TO DO: The required output is a single number: how many lines of the material contain the string "category".

(Records excerpted from a collection)
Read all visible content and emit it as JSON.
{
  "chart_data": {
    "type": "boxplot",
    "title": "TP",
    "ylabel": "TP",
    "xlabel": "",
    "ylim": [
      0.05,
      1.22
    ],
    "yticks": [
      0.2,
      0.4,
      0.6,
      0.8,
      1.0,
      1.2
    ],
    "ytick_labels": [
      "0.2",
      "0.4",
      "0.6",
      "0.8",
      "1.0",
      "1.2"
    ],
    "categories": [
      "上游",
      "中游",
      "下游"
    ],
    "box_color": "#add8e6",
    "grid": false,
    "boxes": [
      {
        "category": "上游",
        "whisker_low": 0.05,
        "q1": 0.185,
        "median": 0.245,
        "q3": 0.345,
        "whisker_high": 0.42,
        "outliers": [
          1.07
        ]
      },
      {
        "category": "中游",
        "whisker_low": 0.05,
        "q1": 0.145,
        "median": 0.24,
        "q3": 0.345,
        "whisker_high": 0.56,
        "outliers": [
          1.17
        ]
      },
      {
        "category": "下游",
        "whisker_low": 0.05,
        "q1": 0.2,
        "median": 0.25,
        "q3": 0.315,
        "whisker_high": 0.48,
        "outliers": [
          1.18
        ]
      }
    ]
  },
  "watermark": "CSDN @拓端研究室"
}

WRITTEN REPLY: 3